■ Instructions to follow: Can you reproduce the passage from the Total Place article below word for word, starting at "We’re seeing two" and ending at "less to spend."?

■ Study text:
Whatever new name applies to Total Place the priority now is for the public sector to get on and implement it, says Stephen Taylor
An old gardener’s wisdom on how to grow asparagus begins ‘Dig a trench three years ago’. Cumbria, Norfolk and Suffolk, where in 2008 Lynne Haig and I initiated the work which led to Total Place, are only now beginning to reap the big benefits. Little wonder: what is called ‘transformation’ is often little more than incremental improvement in a tuxedo. But budgeting local outcomes rather than organisations’ services is truly transformational.Put aside the windy rhetoric about whole systems of change. Whether it’s called Total Place or ‘egg and chips’, what we’re concerned with is not a philosophy, a movement or a cause but a long, hard, essential slog to do a better job for less money.
It’s long because it takes time to create a different kind of conversation across public services steeped in their professions, their politics, their governance and their cultures. It’s hard because we have to learn a lot of new stuff: starting our thinking from the whole citizen not the service, decommissioning as well as commissioning, smart ways of analysing costs and benefits, shifting the boundary between state and community. And it’s essential because slicing the salami thinner won’t close the gap.
We’re seeing two kinds of council: those who know their job is to lead the place, not just the local authority, and who are getting on with it – and those who are waiting old style for the gentlefolk in Whitehall to tell them what to do. The former at least have a chance of squeaking through. The latter are in for a nasty surprise as they realise too late they do not have the capability to benefit from new spending freedoms, which come at the price of less to spend.
The coalition government may or may not devolve substantial powers to local government, but in either case the task of creating the new model of local public services falls to the locality. Councils such as Croydon, Wiltshire and Birmingham are, in different ways, re-conceiving their operating model. What better time than now to show that as a sector we can be self-starting and collaborative? The way to start is...to start.
We see emerging economies like India, Brazil and China asking not ‘how can we make it for 10% off the cost?’ but ‘how can we make it for 10% of the cost?’ For example, a car to sell not for £8,000 but for £800. This leads to a fundamental rethink, starting from what the customer really wants. We need a similar approach.

■ Extracted entries:
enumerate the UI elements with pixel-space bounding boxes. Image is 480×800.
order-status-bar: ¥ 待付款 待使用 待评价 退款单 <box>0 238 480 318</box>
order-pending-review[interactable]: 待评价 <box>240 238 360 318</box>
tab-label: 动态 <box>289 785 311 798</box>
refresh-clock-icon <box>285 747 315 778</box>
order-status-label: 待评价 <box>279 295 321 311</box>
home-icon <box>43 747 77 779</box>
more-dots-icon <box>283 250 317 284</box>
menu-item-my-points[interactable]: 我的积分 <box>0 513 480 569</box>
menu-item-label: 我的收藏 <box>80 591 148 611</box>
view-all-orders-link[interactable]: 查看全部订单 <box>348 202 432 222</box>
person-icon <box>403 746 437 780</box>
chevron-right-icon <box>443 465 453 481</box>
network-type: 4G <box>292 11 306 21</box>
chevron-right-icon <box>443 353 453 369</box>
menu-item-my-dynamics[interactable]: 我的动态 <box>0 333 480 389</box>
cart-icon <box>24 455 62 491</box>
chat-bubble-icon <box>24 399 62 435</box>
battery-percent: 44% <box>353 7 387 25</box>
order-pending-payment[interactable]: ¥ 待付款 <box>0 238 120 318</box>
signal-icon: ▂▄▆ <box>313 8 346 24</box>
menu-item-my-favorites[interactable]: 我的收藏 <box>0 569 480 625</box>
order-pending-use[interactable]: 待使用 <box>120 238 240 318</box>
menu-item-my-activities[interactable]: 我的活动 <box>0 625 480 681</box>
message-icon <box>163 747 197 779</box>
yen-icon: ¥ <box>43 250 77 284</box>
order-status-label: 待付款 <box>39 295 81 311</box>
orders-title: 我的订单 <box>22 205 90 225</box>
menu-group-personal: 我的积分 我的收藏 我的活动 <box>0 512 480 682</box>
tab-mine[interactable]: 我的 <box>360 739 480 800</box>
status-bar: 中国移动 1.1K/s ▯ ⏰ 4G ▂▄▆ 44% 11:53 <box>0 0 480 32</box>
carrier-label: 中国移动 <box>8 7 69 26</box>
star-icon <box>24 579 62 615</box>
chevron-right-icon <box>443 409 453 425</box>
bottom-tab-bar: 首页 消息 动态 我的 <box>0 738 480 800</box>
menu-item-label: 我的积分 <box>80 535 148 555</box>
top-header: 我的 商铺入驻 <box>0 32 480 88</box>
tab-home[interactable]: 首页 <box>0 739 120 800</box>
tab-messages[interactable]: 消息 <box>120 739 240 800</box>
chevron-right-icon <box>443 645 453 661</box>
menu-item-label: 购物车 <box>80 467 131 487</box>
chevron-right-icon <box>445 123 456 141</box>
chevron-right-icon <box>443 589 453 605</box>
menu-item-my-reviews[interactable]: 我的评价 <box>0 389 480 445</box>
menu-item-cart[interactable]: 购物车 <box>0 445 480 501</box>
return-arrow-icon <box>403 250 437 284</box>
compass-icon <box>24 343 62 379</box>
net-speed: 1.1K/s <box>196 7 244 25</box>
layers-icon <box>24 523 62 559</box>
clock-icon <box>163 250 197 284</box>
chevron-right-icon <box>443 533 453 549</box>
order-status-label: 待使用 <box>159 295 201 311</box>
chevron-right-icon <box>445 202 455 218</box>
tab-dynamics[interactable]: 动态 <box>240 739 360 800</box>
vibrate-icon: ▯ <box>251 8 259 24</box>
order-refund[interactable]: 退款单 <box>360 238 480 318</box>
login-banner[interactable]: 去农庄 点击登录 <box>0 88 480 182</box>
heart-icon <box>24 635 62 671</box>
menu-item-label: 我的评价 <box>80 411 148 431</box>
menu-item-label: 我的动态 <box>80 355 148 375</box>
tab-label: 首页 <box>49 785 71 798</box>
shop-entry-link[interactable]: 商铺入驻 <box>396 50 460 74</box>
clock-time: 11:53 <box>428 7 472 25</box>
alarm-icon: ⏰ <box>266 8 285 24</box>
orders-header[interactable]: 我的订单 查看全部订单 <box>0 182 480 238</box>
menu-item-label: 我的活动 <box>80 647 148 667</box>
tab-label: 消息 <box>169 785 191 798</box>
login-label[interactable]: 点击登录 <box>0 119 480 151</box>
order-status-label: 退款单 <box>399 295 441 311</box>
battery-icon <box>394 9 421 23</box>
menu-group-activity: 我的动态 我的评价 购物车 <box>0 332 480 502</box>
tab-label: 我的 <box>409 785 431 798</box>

■ Response box:
We’re seeing two kinds of council: those who know their job is to lead the place, not just the local authority, and who are getting on with it – and those who are waiting old style for the gentlefolk in Whitehall to tell them what to do. The former at least have a chance of squeaking through. The latter are in for a nasty surprise as they realise too late they do not have the capability to benefit from new spending freedoms, which come at the price of less to spend.